> **Given passage**:
□ □ □ □ □

The day than transitioned to the surgical case conference.

The surgical case conference moderators were Drs. Maria Berrocal and Gaurav Shah, and the case presenters included Drs. Nishikant Borse, Jinghua Chen, Srinivas Joshi, Eric Hung, Jayant Kumar, Ananth Sastry, Vinay Shah, Veer Singh, and Jennifer Tingley.

Dr. Nishikant J Borse started the session off with a surgical video of dislodging an embolus using low IOP vitrectomy and arterial massage in CRAO. ILM peeling from macula to disc/peripapillary area was performed, the IOP was lowered, and disc pulsations were seen as the embolus moved toward the disc. The disc was then massaged directly with forceps or soft tip, and pieces of the embolus were visualized moving down the arterioles into the periphery. The possibility of using intraoperative fluorescein angiography was raised by Dr. Berrocal, as this could help assess reperfusion.

Dr. Jinghua Chen showed the removal of a human amnion/chorion membrane graft after closure of a macular hole. This was a case of a patient who had underwent macular hole repair via 25g

PPV with dehydrated human amnion/chorion and silicone oil. 6 months later, as the patient was bothered by the large scotoma due to the membrane, he underwent silicone oil and membrane removal. A Flex Loop was used to lift edge of the membrane and MaxGrip forceps to lift the membrane.

Dr. Srinivas Joshi then presented a case of recreational laser injury with sub-ILM hemorrhage treated with vitrectomy, PVD induction and ILM peeling. Dr. Joshi utilized the monochrome filter for visualization even with less staining of the ILM. The sub-ILM hemorrhage was dislodged gently after ILM peel using a back flush technique. Dr. Shah brought up that this was a helpful technique for macroaneurysms as well. This was followed by Dr. Eric Jung’s case, which combined medical and surgical elements, in patient with persistent hypotony due to ciliary body atrophy after treatment with chimeric antigen receptor engineered natural killer cells for acute myeloid leukemia. The surgical video demonstrated the Retisert surgical implantation and showed the obliteration of the ciliary processes. Both Drs. Shah and Berrocal highlighted some of the difficulties with implantation of the Retisert, with experience gained in the past from the ganciclovir implant, including ensuring the implant is not put in the suprachoroidal space and to close the sclera very meticulously to prevent the possibility of extrusion.

Dr. Jayant Kumar presented on vitreoretinal surgery in severe kyphosis, with attention to the various challenges in positioning and surgeon comfort. Dr. Berrocal commented on her appreciation for these tips as a short surgeon, highlighting the temporal approach and using 3D viewing systems. Then, Dr. Ananth Sastry showed a case of “surgical surprises” in a second opinion recurrent RD repair with a dense cataract and no prior notes. This case features a series of surprises including a residual PFO bubble and gas bubble, a dense posterior hyaloid that required peeling, and a macular hole. There was spirited discussion on how to approach difficult cases such as these, including whether to attempt phacoemulsification first or pars plana lensectomy as in this case; how far out to peel the ILM in these cases; and whether or not to let the PVR membranes mature.

Subsequently, Dr. Vinay Shah demonstrated how four-point bimanual 25-gauge vitrectomy can enhance teaching and fellow performance in complex cases with two surgical videos, one with a more novice fellow and one more experienced. The audience and moderators commented on other teaching modalities including 3D heads up displays. The session and conference ended with two excellent trauma cases. Dr. Veer Singh showed the removal of a very large glass intraocular foreign body, and Dr. Jennifer Tingley shared a video featuring removal of an intraocular BB pellet fragment by standard 3-port vitrectomy.

□ □ □ □ □

> **Provided information**:

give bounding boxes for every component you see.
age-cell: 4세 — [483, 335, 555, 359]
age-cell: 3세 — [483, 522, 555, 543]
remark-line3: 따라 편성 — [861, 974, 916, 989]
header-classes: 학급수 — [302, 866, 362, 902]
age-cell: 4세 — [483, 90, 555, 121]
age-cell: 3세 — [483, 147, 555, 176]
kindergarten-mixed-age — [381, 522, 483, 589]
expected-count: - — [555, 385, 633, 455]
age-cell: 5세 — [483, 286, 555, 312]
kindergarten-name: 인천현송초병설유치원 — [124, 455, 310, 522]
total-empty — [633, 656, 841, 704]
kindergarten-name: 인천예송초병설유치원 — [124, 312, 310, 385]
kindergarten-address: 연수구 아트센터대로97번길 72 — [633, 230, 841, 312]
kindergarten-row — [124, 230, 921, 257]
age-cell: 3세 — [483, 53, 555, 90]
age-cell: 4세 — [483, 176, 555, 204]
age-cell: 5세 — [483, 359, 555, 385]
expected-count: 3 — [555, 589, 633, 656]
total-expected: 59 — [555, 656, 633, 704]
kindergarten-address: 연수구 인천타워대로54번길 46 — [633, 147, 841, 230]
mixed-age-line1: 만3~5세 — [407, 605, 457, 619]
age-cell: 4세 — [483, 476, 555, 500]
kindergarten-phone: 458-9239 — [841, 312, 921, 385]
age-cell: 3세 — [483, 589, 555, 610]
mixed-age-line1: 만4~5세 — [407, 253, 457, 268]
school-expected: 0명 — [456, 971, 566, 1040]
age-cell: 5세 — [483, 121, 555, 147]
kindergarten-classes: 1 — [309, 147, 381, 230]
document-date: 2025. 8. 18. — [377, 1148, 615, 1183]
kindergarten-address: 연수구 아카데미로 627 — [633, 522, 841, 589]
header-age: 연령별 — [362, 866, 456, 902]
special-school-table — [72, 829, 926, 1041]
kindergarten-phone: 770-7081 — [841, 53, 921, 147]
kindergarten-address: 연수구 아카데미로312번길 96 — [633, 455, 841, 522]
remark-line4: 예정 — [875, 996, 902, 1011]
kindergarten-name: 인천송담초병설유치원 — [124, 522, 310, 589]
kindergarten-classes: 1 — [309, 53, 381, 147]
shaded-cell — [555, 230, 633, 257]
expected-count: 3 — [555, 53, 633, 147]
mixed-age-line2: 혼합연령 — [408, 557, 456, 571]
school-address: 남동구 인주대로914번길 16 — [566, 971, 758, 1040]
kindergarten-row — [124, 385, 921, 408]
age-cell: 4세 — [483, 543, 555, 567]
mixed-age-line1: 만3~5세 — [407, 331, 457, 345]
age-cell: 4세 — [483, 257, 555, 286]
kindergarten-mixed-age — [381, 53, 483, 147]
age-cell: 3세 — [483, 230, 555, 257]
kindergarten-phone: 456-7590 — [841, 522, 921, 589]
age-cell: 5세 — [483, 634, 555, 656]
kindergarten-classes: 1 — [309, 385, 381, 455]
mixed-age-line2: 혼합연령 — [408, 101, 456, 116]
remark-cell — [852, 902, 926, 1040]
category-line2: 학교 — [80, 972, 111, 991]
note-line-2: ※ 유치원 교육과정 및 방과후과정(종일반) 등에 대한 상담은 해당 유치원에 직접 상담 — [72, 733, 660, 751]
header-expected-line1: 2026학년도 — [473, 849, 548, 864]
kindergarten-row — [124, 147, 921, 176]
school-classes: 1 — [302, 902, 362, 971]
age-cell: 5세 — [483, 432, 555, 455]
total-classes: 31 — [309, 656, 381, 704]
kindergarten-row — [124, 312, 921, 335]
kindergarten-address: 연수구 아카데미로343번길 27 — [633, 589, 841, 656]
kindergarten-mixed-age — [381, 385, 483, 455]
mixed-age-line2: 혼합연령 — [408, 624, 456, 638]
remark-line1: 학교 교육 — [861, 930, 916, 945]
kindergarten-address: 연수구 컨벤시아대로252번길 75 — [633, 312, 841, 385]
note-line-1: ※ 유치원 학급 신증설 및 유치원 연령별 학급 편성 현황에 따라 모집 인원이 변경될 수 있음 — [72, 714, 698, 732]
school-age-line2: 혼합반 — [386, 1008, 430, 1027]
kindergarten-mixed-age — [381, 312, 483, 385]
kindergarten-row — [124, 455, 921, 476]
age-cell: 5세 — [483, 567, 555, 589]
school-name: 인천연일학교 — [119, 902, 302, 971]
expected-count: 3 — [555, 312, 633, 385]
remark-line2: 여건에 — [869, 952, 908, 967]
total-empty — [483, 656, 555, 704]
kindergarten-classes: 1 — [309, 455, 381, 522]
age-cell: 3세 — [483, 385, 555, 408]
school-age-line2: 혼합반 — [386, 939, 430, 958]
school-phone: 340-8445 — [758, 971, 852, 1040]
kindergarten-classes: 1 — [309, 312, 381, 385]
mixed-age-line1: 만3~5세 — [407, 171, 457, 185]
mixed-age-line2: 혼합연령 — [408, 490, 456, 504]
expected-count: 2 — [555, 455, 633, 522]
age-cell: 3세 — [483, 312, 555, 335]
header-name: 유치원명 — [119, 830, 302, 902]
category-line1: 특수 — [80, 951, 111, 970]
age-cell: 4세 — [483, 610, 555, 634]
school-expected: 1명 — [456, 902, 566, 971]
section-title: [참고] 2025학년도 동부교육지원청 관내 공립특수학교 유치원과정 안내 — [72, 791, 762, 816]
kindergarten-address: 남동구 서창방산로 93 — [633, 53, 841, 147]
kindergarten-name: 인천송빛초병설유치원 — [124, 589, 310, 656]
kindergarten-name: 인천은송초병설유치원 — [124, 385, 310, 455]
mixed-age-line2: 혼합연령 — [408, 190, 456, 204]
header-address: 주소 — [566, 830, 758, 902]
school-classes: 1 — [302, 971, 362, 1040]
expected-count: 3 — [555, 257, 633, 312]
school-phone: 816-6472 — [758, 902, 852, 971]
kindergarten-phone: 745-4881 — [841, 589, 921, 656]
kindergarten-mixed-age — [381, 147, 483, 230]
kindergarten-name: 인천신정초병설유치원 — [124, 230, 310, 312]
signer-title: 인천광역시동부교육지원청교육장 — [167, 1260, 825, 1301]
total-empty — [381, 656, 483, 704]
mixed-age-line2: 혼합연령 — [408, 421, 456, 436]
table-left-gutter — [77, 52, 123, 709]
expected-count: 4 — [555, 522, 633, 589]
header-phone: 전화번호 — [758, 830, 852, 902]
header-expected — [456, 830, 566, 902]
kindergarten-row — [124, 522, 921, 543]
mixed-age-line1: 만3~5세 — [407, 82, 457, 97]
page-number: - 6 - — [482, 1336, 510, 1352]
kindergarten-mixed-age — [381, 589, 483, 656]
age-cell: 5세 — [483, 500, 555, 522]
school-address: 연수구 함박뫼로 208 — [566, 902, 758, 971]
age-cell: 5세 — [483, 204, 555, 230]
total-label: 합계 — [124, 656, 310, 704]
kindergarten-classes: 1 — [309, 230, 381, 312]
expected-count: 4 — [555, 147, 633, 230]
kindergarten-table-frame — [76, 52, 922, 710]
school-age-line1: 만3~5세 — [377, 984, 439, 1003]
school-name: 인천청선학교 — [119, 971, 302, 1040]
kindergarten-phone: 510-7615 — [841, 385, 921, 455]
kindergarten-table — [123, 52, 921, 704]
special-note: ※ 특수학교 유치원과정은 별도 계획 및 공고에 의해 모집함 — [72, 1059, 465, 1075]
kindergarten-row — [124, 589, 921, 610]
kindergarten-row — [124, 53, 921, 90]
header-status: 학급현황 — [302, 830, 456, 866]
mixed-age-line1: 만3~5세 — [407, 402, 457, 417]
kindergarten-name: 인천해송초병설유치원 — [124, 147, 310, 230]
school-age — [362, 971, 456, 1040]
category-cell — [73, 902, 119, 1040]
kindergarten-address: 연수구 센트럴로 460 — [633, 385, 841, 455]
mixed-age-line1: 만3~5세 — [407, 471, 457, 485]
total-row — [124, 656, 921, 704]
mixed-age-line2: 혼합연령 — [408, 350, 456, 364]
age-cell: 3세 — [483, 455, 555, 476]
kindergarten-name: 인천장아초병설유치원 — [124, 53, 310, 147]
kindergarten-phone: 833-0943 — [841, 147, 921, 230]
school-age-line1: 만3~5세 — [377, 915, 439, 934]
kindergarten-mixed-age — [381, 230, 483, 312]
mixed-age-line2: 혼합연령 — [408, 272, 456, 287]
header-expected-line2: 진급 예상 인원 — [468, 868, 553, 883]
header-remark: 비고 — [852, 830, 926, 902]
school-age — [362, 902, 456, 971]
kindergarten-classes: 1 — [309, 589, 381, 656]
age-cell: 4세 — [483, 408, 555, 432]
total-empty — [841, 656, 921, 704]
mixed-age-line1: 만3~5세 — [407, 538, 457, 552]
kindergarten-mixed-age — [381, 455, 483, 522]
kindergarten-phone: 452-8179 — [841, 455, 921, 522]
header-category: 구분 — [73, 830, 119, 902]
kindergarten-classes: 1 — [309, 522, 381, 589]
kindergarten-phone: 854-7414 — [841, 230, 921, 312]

□ □ □ □ □

> **Exercise aim**: Reproduce everything in the surgical case conference summary from "The surgical case conference moderators" down to "and Jennifer Tingley.", keeping every word unchanged.

> **Task result**:
The surgical case conference moderators were Drs. Maria Berrocal and Gaurav Shah, and the case presenters included Drs. Nishikant Borse, Jinghua Chen, Srinivas Joshi, Eric Hung, Jayant Kumar, Ananth Sastry, Vinay Shah, Veer Singh, and Jennifer Tingley.